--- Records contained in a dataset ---
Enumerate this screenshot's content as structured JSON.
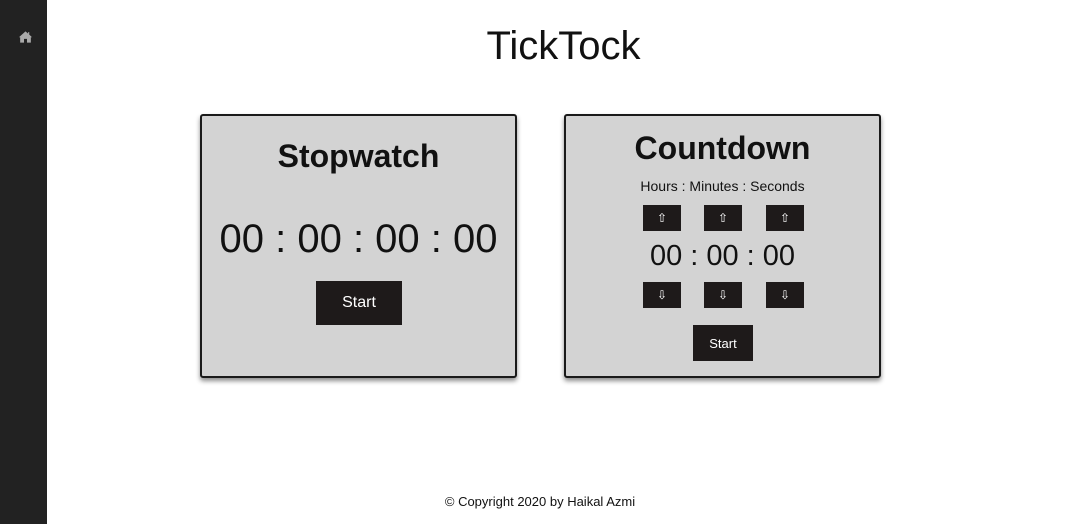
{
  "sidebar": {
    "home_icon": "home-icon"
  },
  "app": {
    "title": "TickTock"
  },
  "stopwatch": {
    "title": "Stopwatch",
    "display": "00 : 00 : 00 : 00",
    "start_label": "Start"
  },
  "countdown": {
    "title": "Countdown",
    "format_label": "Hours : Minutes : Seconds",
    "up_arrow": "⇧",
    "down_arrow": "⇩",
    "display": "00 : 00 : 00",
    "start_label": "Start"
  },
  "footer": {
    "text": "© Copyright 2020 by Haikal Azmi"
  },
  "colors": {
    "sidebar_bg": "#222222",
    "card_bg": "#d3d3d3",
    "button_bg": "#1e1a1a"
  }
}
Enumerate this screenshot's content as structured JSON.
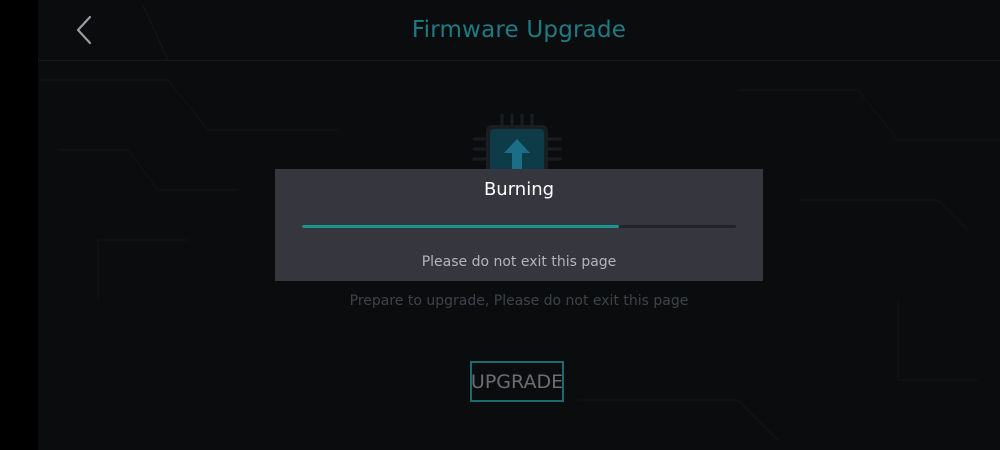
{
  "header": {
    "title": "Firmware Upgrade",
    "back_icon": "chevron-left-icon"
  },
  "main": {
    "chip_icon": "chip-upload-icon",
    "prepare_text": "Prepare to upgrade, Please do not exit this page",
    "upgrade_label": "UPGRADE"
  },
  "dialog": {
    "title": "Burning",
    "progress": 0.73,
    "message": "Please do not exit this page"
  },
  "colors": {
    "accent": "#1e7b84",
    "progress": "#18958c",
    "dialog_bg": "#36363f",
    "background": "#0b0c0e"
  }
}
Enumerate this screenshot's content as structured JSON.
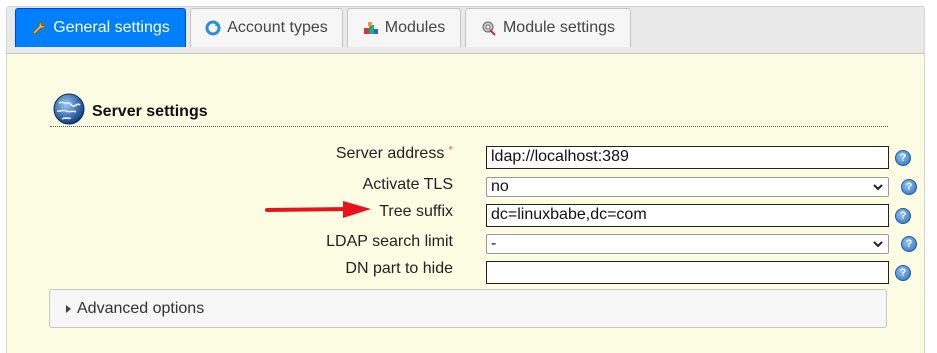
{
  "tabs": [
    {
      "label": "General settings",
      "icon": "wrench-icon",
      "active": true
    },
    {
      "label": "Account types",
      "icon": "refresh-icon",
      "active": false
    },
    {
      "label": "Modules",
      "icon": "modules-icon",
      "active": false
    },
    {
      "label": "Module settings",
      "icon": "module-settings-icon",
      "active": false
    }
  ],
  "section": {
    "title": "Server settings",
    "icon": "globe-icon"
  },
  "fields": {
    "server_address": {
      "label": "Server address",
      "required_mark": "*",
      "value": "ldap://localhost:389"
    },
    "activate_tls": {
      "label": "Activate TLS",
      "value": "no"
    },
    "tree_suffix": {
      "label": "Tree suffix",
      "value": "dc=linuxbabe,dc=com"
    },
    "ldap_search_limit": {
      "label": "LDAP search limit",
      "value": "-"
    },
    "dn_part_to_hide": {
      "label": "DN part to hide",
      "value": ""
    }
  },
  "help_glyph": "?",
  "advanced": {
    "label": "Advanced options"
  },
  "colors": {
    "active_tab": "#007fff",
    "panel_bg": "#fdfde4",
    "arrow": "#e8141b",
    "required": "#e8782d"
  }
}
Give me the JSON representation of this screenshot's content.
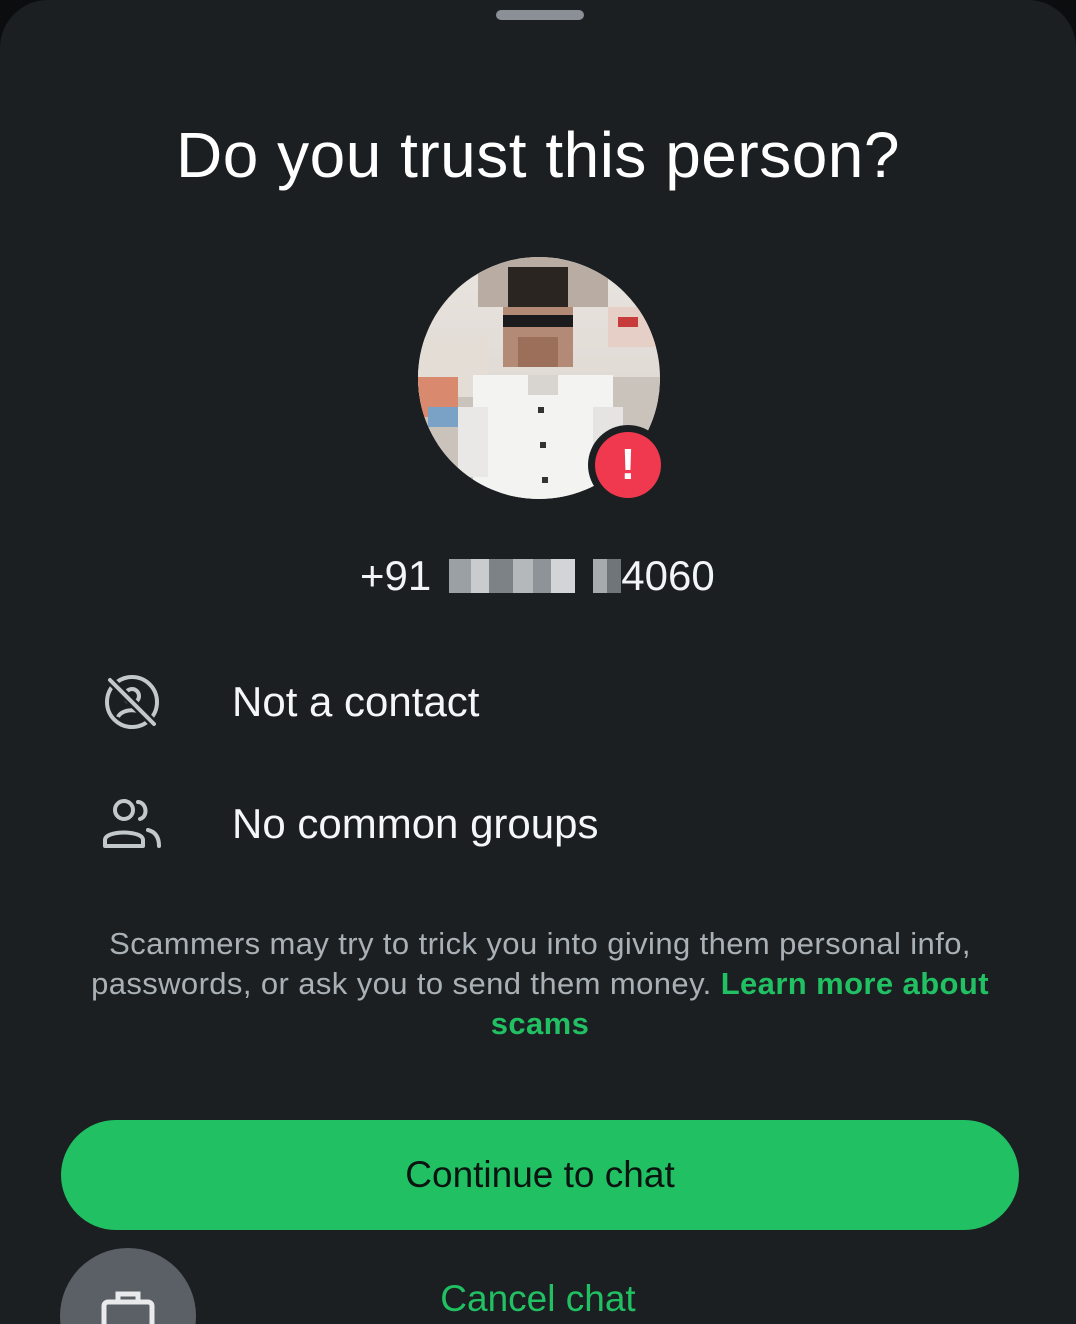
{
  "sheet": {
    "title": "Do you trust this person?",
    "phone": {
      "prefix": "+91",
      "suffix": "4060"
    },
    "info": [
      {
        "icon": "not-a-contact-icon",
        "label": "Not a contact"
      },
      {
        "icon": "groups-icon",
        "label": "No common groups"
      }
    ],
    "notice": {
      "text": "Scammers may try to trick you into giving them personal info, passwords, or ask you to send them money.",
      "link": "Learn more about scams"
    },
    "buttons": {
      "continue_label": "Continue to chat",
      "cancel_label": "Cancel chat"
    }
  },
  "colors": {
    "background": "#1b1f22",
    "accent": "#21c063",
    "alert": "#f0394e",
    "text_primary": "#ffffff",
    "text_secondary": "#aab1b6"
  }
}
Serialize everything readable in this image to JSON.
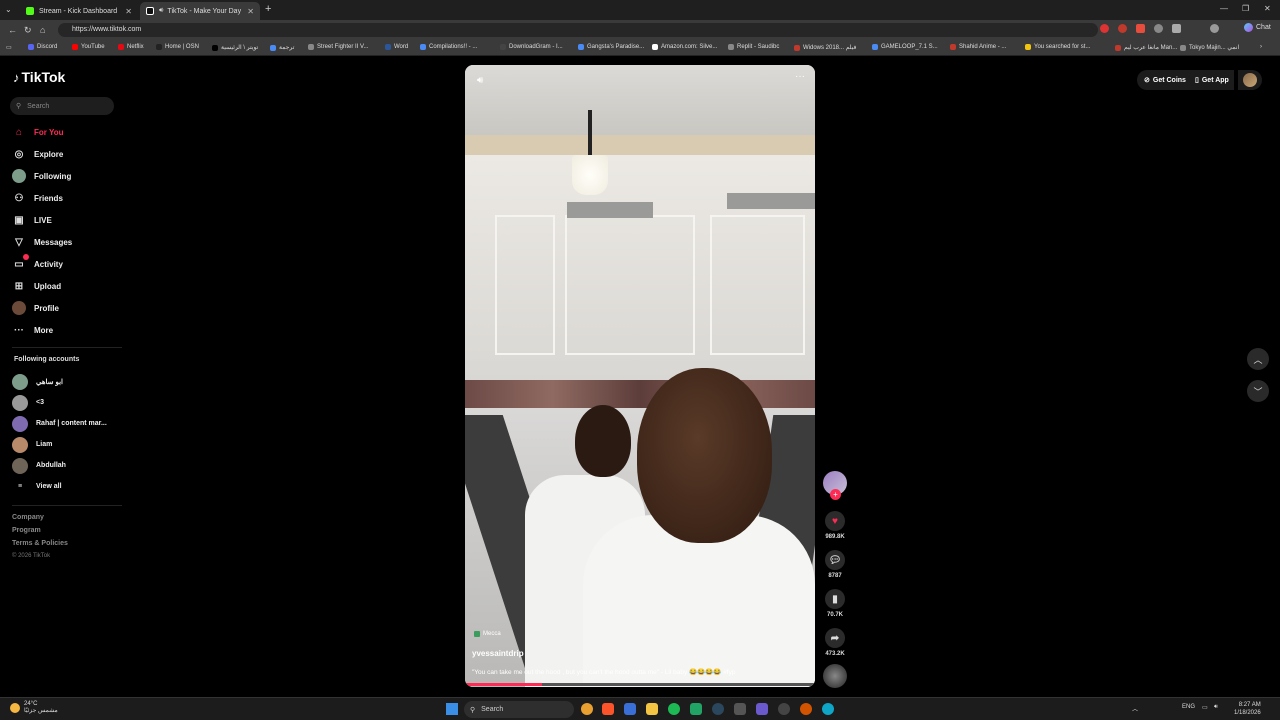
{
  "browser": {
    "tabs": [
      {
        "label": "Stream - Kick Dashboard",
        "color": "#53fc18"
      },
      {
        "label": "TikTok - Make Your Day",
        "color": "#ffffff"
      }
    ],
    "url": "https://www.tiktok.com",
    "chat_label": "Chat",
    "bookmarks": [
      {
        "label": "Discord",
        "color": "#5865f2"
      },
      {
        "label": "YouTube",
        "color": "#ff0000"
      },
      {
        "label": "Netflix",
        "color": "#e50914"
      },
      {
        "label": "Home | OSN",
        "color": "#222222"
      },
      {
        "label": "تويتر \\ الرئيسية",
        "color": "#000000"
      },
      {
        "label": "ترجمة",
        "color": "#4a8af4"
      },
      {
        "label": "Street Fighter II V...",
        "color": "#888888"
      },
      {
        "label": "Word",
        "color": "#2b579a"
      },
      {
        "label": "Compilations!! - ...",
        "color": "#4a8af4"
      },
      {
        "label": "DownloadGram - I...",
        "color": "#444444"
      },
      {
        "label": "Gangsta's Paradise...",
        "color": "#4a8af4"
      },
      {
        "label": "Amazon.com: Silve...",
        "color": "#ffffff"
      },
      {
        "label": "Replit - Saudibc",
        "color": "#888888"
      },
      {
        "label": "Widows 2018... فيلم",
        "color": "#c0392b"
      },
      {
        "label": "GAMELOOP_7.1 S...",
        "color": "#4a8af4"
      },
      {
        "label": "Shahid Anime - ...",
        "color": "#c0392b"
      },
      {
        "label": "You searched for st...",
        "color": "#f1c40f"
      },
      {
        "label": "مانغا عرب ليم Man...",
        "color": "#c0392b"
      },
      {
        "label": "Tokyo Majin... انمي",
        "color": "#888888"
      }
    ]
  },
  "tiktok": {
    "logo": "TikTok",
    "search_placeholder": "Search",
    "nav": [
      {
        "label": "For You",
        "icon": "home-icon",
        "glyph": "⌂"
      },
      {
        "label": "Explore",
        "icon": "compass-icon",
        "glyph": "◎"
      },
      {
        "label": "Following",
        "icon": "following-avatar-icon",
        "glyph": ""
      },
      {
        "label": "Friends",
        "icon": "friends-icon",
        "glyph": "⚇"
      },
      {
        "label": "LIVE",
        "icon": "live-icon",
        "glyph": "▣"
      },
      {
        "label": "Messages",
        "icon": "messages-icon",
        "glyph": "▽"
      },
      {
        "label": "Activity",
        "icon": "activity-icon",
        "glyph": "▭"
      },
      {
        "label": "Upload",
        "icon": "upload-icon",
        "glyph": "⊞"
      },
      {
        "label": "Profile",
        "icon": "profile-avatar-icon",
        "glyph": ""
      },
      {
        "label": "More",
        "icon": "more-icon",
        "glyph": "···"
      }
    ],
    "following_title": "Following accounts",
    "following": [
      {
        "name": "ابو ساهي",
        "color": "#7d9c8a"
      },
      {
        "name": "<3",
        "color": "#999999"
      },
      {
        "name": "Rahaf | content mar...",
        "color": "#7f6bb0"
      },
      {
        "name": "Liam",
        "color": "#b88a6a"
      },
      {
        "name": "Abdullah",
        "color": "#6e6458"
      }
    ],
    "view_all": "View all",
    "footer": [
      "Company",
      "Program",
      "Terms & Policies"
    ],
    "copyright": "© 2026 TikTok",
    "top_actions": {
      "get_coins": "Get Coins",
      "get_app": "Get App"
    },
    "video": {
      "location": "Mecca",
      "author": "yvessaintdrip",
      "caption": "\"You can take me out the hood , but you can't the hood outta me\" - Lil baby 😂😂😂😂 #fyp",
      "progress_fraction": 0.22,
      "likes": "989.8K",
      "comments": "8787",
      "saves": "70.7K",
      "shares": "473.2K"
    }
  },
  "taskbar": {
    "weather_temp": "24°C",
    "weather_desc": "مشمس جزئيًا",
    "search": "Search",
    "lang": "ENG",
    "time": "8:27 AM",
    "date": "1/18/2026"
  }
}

--- Exercise aim ---
Leave the pictures out and print the records above exactly as they stand.

--- Task output ---
Enumerate this screenshot's content as structured JSON.
{
  "sidebar": {
    "home_icon": "home-icon"
  },
  "app": {
    "title": "TickTock"
  },
  "stopwatch": {
    "title": "Stopwatch",
    "display": "00 : 00 : 00 : 00",
    "start_label": "Start"
  },
  "countdown": {
    "title": "Countdown",
    "format_label": "Hours : Minutes : Seconds",
    "up_arrow": "⇧",
    "down_arrow": "⇩",
    "display": "00 : 00 : 00",
    "start_label": "Start"
  },
  "footer": {
    "text": "© Copyright 2020 by Haikal Azmi"
  },
  "colors": {
    "sidebar_bg": "#222222",
    "card_bg": "#d3d3d3",
    "button_bg": "#1e1a1a"
  }
}
Enumerate this screenshot's content as structured JSON.
{
  "header": {
    "title": "Firmware Upgrade",
    "back_icon": "chevron-left-icon"
  },
  "main": {
    "chip_icon": "chip-upload-icon",
    "prepare_text": "Prepare to upgrade, Please do not exit this page",
    "upgrade_label": "UPGRADE"
  },
  "dialog": {
    "title": "Burning",
    "progress": 0.73,
    "message": "Please do not exit this page"
  },
  "colors": {
    "accent": "#1e7b84",
    "progress": "#18958c",
    "dialog_bg": "#36363f",
    "background": "#0b0c0e"
  }
}
Enumerate this screenshot's content as structured JSON.
{
  "tabs": [
    {
      "label": "General settings",
      "icon": "wrench-icon",
      "active": true
    },
    {
      "label": "Account types",
      "icon": "refresh-icon",
      "active": false
    },
    {
      "label": "Modules",
      "icon": "modules-icon",
      "active": false
    },
    {
      "label": "Module settings",
      "icon": "module-settings-icon",
      "active": false
    }
  ],
  "section": {
    "title": "Server settings",
    "icon": "globe-icon"
  },
  "fields": {
    "server_address": {
      "label": "Server address",
      "required_mark": "*",
      "value": "ldap://localhost:389"
    },
    "activate_tls": {
      "label": "Activate TLS",
      "value": "no"
    },
    "tree_suffix": {
      "label": "Tree suffix",
      "value": "dc=linuxbabe,dc=com"
    },
    "ldap_search_limit": {
      "label": "LDAP search limit",
      "value": "-"
    },
    "dn_part_to_hide": {
      "label": "DN part to hide",
      "value": ""
    }
  },
  "help_glyph": "?",
  "advanced": {
    "label": "Advanced options"
  },
  "colors": {
    "active_tab": "#007fff",
    "panel_bg": "#fdfde4",
    "arrow": "#e8141b",
    "required": "#e8782d"
  }
}
Give me the JSON representation of this screenshot's content.
{
  "sheet": {
    "title": "Do you trust this person?",
    "phone": {
      "prefix": "+91",
      "suffix": "4060"
    },
    "info": [
      {
        "icon": "not-a-contact-icon",
        "label": "Not a contact"
      },
      {
        "icon": "groups-icon",
        "label": "No common groups"
      }
    ],
    "notice": {
      "text": "Scammers may try to trick you into giving them personal info, passwords, or ask you to send them money.",
      "link": "Learn more about scams"
    },
    "buttons": {
      "continue_label": "Continue to chat",
      "cancel_label": "Cancel chat"
    }
  },
  "colors": {
    "background": "#1b1f22",
    "accent": "#21c063",
    "alert": "#f0394e",
    "text_primary": "#ffffff",
    "text_secondary": "#aab1b6"
  }
}
Serialize everything readable in this image to JSON.
{
  "browser": {
    "tabs": [
      {
        "label": "Stream - Kick Dashboard",
        "color": "#53fc18"
      },
      {
        "label": "TikTok - Make Your Day",
        "color": "#ffffff"
      }
    ],
    "url": "https://www.tiktok.com",
    "chat_label": "Chat",
    "bookmarks": [
      {
        "label": "Discord",
        "color": "#5865f2"
      },
      {
        "label": "YouTube",
        "color": "#ff0000"
      },
      {
        "label": "Netflix",
        "color": "#e50914"
      },
      {
        "label": "Home | OSN",
        "color": "#222222"
      },
      {
        "label": "تويتر \\ الرئيسية",
        "color": "#000000"
      },
      {
        "label": "ترجمة",
        "color": "#4a8af4"
      },
      {
        "label": "Street Fighter II V...",
        "color": "#888888"
      },
      {
        "label": "Word",
        "color": "#2b579a"
      },
      {
        "label": "Compilations!! - ...",
        "color": "#4a8af4"
      },
      {
        "label": "DownloadGram - I...",
        "color": "#444444"
      },
      {
        "label": "Gangsta's Paradise...",
        "color": "#4a8af4"
      },
      {
        "label": "Amazon.com: Silve...",
        "color": "#ffffff"
      },
      {
        "label": "Replit - Saudibc",
        "color": "#888888"
      },
      {
        "label": "Widows 2018... فيلم",
        "color": "#c0392b"
      },
      {
        "label": "GAMELOOP_7.1 S...",
        "color": "#4a8af4"
      },
      {
        "label": "Shahid Anime - ...",
        "color": "#c0392b"
      },
      {
        "label": "You searched for st...",
        "color": "#f1c40f"
      },
      {
        "label": "مانغا عرب ليم Man...",
        "color": "#c0392b"
      },
      {
        "label": "Tokyo Majin... انمي",
        "color": "#888888"
      }
    ]
  },
  "tiktok": {
    "logo": "TikTok",
    "search_placeholder": "Search",
    "nav": [
      {
        "label": "For You",
        "icon": "home-icon",
        "glyph": "⌂"
      },
      {
        "label": "Explore",
        "icon": "compass-icon",
        "glyph": "◎"
      },
      {
        "label": "Following",
        "icon": "following-avatar-icon",
        "glyph": ""
      },
      {
        "label": "Friends",
        "icon": "friends-icon",
        "glyph": "⚇"
      },
      {
        "label": "LIVE",
        "icon": "live-icon",
        "glyph": "▣"
      },
      {
        "label": "Messages",
        "icon": "messages-icon",
        "glyph": "▽"
      },
      {
        "label": "Activity",
        "icon": "activity-icon",
        "glyph": "▭"
      },
      {
        "label": "Upload",
        "icon": "upload-icon",
        "glyph": "⊞"
      },
      {
        "label": "Profile",
        "icon": "profile-avatar-icon",
        "glyph": ""
      },
      {
        "label": "More",
        "icon": "more-icon",
        "glyph": "···"
      }
    ],
    "following_title": "Following accounts",
    "following": [
      {
        "name": "ابو ساهي",
        "color": "#7d9c8a"
      },
      {
        "name": "<3",
        "color": "#999999"
      },
      {
        "name": "Rahaf | content mar...",
        "color": "#7f6bb0"
      },
      {
        "name": "Liam",
        "color": "#b88a6a"
      },
      {
        "name": "Abdullah",
        "color": "#6e6458"
      }
    ],
    "view_all": "View all",
    "footer": [
      "Company",
      "Program",
      "Terms & Policies"
    ],
    "copyright": "© 2026 TikTok",
    "top_actions": {
      "get_coins": "Get Coins",
      "get_app": "Get App"
    },
    "video": {
      "location": "Mecca",
      "author": "yvessaintdrip",
      "caption": "\"You can take me out the hood , but you can't the hood outta me\" - Lil baby 😂😂😂😂 #fyp",
      "progress_fraction": 0.22,
      "likes": "989.8K",
      "comments": "8787",
      "saves": "70.7K",
      "shares": "473.2K"
    }
  },
  "taskbar": {
    "weather_temp": "24°C",
    "weather_desc": "مشمس جزئيًا",
    "search": "Search",
    "lang": "ENG",
    "time": "8:27 AM",
    "date": "1/18/2026"
  }
}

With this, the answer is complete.